● **Things to do**
1. Answer these questions about the webcomic reviews:
(a) What was the title of Jin Wicked's previous comic?
(b) Who created The Crooked Gremlins?
(c) What does the reviewer say a nave is?
2. Repeat word for word the part of the webcomic reviews that opens with "So on the one" and closes with "of a disappointment.".

● **Text block**
------------------------
Some people spend their time bemoaning this fate. Others take solace in religion or other spiritual activities. And yet others do their best to get a good laugh out of things, because if they didn’t, they would probably die. Jin Wicked, cartoonist behind A Dollar Late and a Day Short, is one of these. In the FAQ page of her previous comic (Crap I Drew on my Lunch Break), Jin notes that her comics are a way to vent frustrations that would otherwise lead to unhealthy physical reactions (perhaps even lethal ones) and face mortality on her own terms.
So perhaps this is why I feel more inclined to give her a pass on being political. And a little raunchy. (Which is to say, not always work-safe). And kinda salty. Or even more raunchy. I mean, when you see Jin’s poor-little-urchin eyes melting into a woebegone expression or her desperate nostalgia, you just sort of want to hug her and make everything better. And occasionally someone does.
I am enamored of Jin’s drawing style. She’s deliberately simplified her artwork since the days of CIDomLB, giving her a comic she can save effort on and freeing up time for her other work. The result is a comic of thick lines and soft curves that somehow makes even death scenes strangely adorable. And of course, the contrast between wide-eyed Jin and her more down-to-earth boyfriend makes for a nice visual pun.
So on the one hand, DL&DS is pessimistic and frightening, and it hasn’t updated in close to a year. And on the other hand, it’s just so darn cute.
Comic Rating: Four kinds of gifts I know to be more careful about giving.
Review: Crooked Gremlins
by Luprand on Nov.09, 2009, under Review
A couple of weeks ago, I received an e-mail inviting me to review a comic. This marks the second time that I’ve received such an invitation, and since I took several months even to notice the previous one, I thought I’d improve my track record and read the comic for this week’s review. And that comic is The Crooked Gremlins, by Carter Fort and Paul Lucci. I was assured that the comic was “well within the parameters of [my] suggestion criteria,” so it was with an open mind that I set out to read. This was something of a disappointment.
Somehow the phrase “not work safe” seems insufficient when dealing with The Crooked Gremlins. To say that the comic puts me off my lunch would be to leave out all the other meals that have lost their savor. The comic reads like a transcript of conversations from a freshman dorm room. Probably the room that smelled a little off.
The comic is declared to be the chronicles of a rag-tag group of gremlins who, in the tradition of their kind, are devoted to causing mischief to the humans on the surface world (annoyance being far more cruel than mere death). And when it actually focuses on the high jinks* that result from this mission, the comic’s at least decently good.
But it doesn’t. The premise is tossed casually aside in favor of random spectacularly tasteless celebrity references. This of course includes political jokes (with the added bonus of painful stereotypes). When politics aren’t involved, then the raunchy jokes get tossed in. And failing that, there’s always the resident butt-of-all-jokes to torment.
What more is there to say? The art is decent and the site design gives a better attempt at breaking away from the default ComicPress template than a lot of the comics I’ve reviewed of late, but it’s so much pretty dressing around poop jokes and spelling errors (for future reference, a nave is an area in a cathedral, while a knave is an uncouth fellow). Like wrapping a dead rat in gold leaf, it seems like an awful lot of effort to put into something so offensive.
Comic Rating: One rather apparent author insert (just read the character names backward).
* Incidentally, the phrase high jinks is amusing in and of itself when you look at it.
------------------------
Document layout analysis data:
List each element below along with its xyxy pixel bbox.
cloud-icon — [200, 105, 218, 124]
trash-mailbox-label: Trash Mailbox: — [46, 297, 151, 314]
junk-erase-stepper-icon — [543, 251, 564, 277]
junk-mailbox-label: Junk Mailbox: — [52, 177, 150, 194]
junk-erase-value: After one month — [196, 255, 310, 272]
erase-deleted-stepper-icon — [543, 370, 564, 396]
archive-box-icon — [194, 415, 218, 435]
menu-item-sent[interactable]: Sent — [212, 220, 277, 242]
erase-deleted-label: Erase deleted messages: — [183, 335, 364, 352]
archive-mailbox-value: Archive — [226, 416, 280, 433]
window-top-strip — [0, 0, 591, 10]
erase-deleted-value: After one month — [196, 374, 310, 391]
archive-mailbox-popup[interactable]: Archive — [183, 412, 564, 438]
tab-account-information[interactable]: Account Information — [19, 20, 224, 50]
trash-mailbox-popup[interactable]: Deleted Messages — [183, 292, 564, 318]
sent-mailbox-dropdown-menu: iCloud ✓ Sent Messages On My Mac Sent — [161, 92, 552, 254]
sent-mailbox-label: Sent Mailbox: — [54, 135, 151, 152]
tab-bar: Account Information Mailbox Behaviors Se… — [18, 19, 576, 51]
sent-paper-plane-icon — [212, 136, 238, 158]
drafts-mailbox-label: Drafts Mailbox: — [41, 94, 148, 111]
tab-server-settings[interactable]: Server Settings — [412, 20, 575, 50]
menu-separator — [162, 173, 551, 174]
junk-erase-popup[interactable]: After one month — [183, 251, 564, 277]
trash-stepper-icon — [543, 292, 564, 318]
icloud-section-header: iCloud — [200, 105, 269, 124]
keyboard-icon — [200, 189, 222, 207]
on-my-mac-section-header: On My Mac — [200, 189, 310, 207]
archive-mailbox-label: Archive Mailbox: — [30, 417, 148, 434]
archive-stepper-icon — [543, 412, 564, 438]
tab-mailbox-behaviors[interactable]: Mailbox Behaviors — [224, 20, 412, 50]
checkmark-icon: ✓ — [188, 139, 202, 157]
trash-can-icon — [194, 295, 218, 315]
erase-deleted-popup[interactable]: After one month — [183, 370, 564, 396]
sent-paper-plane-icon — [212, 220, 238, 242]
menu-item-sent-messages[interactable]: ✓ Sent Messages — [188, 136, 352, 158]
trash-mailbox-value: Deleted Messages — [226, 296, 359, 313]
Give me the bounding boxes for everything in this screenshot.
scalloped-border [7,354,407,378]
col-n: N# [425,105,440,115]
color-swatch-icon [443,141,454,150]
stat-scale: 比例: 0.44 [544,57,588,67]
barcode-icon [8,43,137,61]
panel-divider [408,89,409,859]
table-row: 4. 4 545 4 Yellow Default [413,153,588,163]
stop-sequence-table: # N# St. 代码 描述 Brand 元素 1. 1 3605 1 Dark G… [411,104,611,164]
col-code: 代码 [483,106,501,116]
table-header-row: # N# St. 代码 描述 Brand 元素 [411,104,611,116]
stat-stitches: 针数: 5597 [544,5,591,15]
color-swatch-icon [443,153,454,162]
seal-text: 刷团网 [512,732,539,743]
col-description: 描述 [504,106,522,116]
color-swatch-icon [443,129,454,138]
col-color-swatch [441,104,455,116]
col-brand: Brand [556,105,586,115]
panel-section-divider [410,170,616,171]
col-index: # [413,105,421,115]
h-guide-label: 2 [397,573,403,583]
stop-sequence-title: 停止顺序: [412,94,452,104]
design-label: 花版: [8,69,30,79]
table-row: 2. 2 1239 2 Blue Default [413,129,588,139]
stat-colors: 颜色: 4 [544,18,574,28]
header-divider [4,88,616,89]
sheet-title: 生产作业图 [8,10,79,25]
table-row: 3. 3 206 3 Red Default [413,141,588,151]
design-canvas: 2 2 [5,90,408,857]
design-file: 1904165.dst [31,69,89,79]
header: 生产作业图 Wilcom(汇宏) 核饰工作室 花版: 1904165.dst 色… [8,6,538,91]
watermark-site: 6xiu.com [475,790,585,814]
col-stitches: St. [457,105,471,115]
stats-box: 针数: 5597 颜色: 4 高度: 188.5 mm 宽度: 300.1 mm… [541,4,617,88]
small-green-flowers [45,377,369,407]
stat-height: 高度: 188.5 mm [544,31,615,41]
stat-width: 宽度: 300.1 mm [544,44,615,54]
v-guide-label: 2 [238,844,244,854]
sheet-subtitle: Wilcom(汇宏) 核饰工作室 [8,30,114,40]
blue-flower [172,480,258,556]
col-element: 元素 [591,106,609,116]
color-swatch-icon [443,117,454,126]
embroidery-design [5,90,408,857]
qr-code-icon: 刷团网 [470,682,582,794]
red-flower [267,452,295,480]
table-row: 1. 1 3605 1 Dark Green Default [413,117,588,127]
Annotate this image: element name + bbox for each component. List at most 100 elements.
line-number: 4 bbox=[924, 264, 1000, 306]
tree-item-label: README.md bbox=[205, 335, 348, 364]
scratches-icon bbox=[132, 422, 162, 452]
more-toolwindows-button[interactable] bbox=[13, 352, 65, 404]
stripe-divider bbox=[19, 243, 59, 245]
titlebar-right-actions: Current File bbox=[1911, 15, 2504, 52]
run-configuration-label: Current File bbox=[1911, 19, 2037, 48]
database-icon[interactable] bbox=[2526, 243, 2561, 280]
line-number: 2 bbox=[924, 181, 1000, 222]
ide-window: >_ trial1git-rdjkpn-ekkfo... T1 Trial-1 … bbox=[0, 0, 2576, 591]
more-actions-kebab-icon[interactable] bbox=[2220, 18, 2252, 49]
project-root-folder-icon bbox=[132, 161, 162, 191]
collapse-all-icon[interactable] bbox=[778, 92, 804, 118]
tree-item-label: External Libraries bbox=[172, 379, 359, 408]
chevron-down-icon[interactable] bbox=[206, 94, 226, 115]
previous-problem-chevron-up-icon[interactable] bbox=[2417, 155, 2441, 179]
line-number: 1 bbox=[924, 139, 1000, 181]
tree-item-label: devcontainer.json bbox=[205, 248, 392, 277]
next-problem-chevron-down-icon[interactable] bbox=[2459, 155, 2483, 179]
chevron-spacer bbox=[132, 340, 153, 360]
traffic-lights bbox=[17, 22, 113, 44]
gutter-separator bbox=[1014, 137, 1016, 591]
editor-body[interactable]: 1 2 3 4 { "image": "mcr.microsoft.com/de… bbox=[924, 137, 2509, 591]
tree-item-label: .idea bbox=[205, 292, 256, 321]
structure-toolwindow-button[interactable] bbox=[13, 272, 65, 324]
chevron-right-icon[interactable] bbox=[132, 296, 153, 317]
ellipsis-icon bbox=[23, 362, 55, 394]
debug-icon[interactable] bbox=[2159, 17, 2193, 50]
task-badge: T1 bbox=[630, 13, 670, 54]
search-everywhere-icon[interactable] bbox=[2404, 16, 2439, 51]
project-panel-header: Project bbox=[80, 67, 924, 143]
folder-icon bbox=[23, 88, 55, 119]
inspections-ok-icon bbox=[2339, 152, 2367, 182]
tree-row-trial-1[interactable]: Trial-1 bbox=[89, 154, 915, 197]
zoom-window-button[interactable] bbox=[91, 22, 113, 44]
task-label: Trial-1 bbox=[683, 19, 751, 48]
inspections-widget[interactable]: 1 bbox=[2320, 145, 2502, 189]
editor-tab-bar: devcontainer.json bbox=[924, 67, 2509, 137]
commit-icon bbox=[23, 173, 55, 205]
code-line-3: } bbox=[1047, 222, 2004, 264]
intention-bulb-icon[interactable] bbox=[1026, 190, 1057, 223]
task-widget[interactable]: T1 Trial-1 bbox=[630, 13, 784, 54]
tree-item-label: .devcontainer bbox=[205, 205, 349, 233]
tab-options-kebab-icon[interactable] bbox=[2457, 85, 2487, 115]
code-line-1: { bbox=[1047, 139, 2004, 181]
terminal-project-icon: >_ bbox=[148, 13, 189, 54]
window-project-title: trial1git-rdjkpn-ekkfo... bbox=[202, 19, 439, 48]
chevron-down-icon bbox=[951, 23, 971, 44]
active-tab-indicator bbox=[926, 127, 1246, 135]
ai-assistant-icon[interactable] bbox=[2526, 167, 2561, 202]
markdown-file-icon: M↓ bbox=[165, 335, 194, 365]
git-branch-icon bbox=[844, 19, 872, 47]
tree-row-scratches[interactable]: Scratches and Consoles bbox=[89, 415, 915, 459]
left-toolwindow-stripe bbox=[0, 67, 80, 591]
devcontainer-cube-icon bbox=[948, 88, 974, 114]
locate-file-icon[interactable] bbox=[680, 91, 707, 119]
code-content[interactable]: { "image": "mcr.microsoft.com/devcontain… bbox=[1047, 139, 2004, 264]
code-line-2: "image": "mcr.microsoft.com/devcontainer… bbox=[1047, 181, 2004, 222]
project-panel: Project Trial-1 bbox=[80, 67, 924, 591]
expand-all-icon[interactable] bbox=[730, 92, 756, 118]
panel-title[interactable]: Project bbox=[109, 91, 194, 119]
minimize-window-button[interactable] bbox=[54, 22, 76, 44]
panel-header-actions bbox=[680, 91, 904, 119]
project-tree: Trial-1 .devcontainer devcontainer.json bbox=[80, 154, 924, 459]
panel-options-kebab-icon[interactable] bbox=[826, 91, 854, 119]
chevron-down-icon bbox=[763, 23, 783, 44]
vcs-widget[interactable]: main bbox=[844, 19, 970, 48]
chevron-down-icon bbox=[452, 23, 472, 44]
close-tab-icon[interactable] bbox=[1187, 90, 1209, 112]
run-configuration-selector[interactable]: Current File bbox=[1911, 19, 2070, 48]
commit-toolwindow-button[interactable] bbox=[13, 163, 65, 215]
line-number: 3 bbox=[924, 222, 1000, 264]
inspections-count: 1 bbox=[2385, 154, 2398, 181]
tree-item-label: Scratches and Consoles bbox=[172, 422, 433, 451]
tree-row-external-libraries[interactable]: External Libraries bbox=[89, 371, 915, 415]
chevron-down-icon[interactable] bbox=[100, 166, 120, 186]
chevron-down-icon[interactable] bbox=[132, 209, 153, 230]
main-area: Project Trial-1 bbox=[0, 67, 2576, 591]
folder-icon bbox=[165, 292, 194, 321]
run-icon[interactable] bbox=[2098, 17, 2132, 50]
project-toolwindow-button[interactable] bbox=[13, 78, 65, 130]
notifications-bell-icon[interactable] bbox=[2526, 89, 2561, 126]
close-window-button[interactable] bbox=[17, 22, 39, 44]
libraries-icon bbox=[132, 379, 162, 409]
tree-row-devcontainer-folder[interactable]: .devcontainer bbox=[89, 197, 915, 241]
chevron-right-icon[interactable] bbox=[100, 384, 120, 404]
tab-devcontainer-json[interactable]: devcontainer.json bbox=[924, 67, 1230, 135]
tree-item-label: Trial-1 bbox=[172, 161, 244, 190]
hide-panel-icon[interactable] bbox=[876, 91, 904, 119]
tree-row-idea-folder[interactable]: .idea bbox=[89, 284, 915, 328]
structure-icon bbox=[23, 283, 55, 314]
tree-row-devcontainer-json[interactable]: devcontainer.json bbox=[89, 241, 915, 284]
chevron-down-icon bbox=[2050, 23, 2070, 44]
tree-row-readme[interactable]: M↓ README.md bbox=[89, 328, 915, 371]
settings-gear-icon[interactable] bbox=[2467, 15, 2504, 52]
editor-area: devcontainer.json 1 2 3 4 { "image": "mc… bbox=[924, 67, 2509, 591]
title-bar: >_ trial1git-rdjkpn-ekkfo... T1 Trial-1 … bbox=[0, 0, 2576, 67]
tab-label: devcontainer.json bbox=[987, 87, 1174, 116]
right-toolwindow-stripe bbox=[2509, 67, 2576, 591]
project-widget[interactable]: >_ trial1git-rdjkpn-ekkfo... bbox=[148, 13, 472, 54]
------------------------
● **Task-by-task outputs**
1.
(a) Crap I Drew on my Lunch Break
(b) Carter Fort and Paul Lucci
(c) An area in a cathedral

2.
So on the one hand, DL&DS is pessimistic and frightening, and it hasn’t updated in close to a year. And on the other hand, it’s just so darn cute.
Comic Rating: Four kinds of gifts I know to be more careful about giving.
Review: Crooked Gremlins
by Luprand on Nov.09, 2009, under Review
A couple of weeks ago, I received an e-mail inviting me to review a comic. This marks the second time that I’ve received such an invitation, and since I took several months even to notice the previous one, I thought I’d improve my track record and read the comic for this week’s review. And that comic is The Crooked Gremlins, by Carter Fort and Paul Lucci. I was assured that the comic was “well within the parameters of [my] suggestion criteria,” so it was with an open mind that I set out to read. This was something of a disappointment.